[GOAL OF THE EXERCISE]: Copy each line where the word "Росії" occurs.

Figure data in JSON:
####################
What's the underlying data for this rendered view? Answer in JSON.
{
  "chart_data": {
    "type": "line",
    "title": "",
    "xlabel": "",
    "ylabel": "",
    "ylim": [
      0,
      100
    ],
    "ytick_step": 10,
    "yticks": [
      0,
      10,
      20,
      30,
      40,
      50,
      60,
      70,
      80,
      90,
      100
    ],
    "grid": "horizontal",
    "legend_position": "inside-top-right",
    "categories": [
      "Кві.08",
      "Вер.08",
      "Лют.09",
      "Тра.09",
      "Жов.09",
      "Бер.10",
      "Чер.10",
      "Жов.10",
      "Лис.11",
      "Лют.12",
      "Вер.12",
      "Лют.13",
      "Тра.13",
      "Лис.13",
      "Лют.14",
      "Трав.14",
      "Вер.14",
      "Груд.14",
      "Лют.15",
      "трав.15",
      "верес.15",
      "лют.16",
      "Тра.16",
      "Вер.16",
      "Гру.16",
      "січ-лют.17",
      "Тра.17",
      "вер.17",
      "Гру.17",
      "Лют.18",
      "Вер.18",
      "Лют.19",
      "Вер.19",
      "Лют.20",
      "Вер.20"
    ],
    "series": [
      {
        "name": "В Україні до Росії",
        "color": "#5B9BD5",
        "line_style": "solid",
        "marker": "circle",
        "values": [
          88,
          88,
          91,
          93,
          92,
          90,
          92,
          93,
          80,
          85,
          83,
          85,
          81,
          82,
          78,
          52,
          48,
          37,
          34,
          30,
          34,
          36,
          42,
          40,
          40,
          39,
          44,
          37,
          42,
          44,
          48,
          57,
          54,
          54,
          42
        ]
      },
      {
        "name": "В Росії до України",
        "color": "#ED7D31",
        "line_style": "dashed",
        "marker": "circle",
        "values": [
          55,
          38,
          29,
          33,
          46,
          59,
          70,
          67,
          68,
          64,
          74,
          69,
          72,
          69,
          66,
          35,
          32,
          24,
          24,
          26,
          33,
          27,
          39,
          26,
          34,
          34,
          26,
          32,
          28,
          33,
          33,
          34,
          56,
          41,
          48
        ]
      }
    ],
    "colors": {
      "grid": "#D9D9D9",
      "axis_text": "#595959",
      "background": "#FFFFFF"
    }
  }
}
####################
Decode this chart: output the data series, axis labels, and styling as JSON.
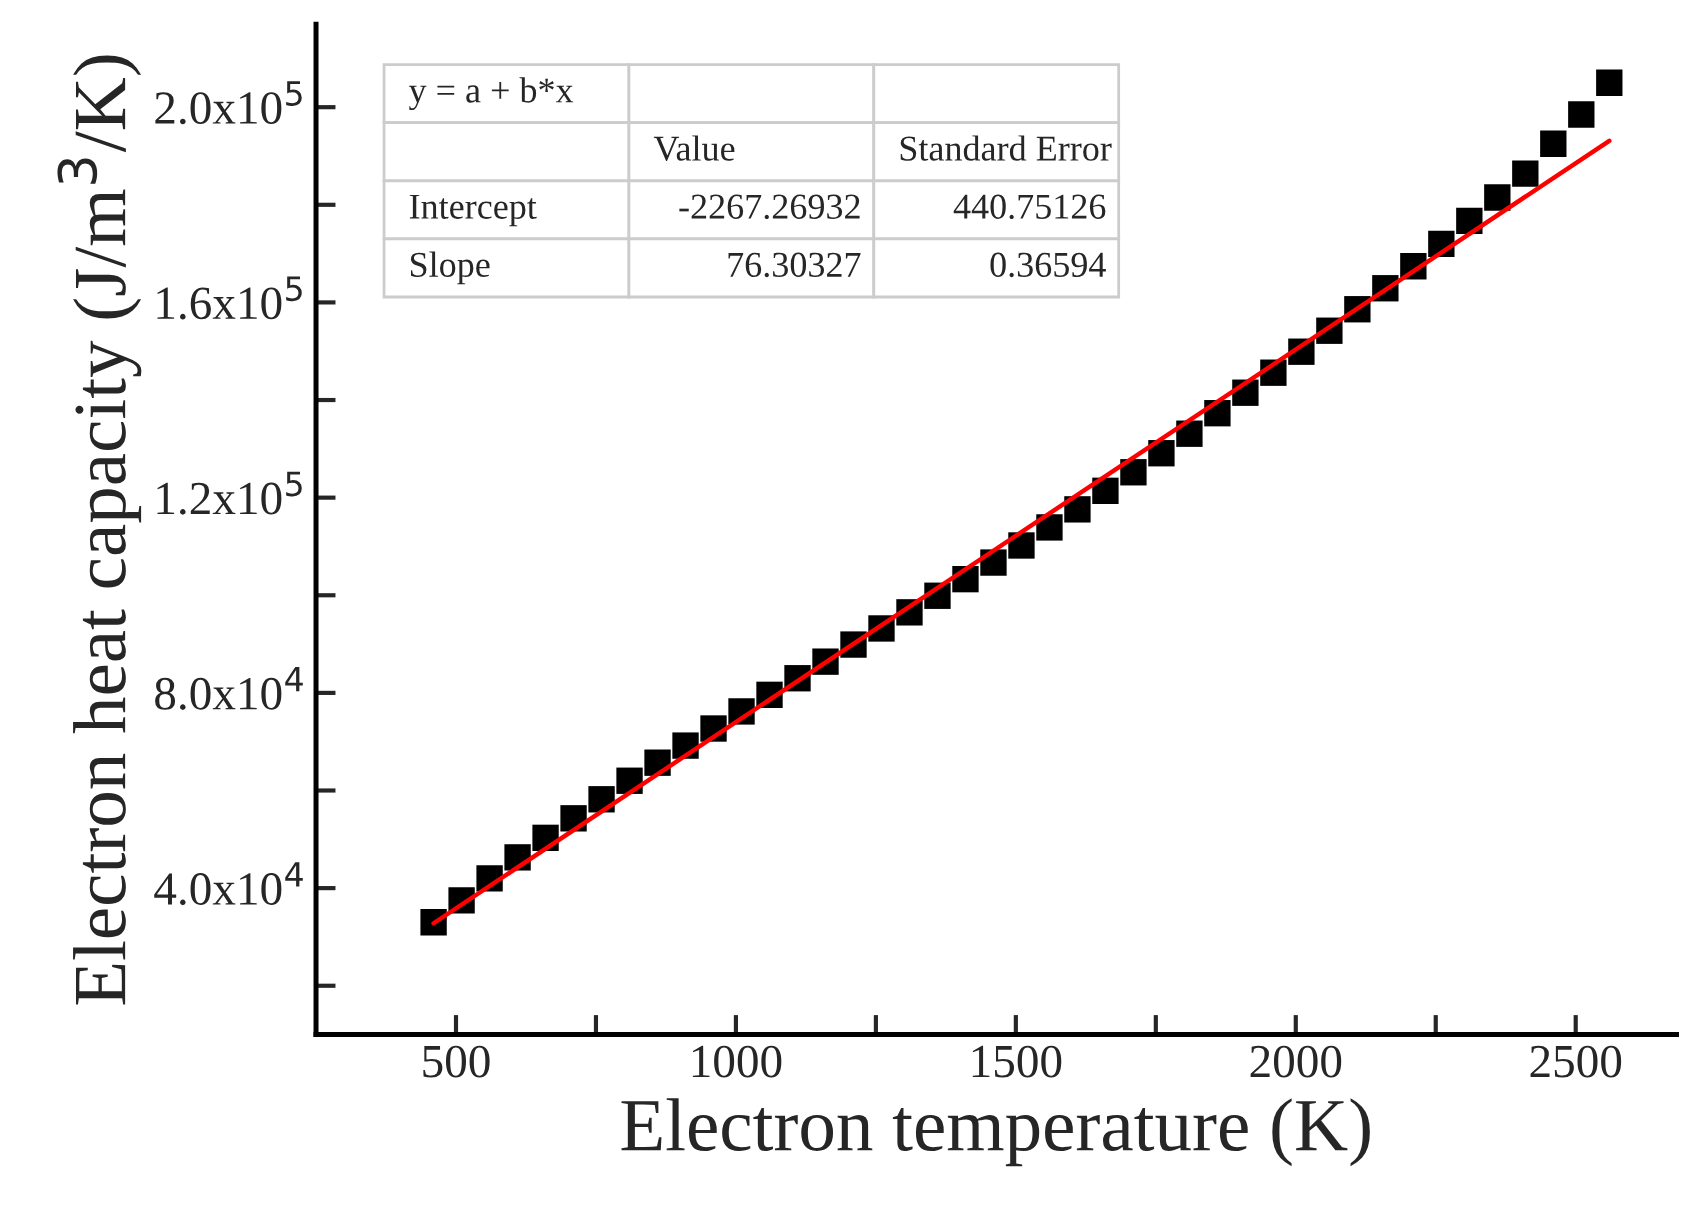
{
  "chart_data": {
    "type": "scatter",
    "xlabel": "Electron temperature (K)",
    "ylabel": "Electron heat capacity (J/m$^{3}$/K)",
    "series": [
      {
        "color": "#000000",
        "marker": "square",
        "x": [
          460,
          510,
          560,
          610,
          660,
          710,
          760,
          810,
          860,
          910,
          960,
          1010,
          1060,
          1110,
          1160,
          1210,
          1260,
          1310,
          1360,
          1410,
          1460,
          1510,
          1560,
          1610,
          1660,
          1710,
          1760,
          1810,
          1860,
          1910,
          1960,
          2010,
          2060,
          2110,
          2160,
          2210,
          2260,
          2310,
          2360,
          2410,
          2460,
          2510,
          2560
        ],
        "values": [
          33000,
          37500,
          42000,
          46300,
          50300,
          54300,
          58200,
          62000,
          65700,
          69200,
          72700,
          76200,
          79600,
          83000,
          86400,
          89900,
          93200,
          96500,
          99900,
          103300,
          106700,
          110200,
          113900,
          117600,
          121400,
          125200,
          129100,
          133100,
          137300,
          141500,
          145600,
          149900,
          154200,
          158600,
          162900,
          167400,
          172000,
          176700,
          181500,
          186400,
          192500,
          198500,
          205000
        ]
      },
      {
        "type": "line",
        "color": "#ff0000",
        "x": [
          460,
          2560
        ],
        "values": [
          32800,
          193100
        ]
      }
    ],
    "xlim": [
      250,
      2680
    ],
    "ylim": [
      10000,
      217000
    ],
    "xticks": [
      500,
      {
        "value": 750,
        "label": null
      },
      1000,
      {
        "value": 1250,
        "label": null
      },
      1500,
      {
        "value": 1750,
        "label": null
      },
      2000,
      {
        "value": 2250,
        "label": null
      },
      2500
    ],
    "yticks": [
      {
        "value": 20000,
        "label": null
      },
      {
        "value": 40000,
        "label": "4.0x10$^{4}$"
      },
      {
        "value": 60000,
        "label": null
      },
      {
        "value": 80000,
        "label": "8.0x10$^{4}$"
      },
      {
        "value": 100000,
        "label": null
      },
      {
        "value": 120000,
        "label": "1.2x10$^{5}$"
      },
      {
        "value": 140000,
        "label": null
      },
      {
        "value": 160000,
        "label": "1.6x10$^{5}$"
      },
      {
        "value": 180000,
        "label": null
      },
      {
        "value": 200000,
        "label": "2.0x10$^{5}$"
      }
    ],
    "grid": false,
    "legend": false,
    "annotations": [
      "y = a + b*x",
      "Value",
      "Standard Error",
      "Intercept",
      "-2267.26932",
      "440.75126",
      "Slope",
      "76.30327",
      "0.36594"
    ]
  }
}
####################
[TASK OUTPUT]:
        "name": "В Україні до Росії",
        "name": "В Росії до України",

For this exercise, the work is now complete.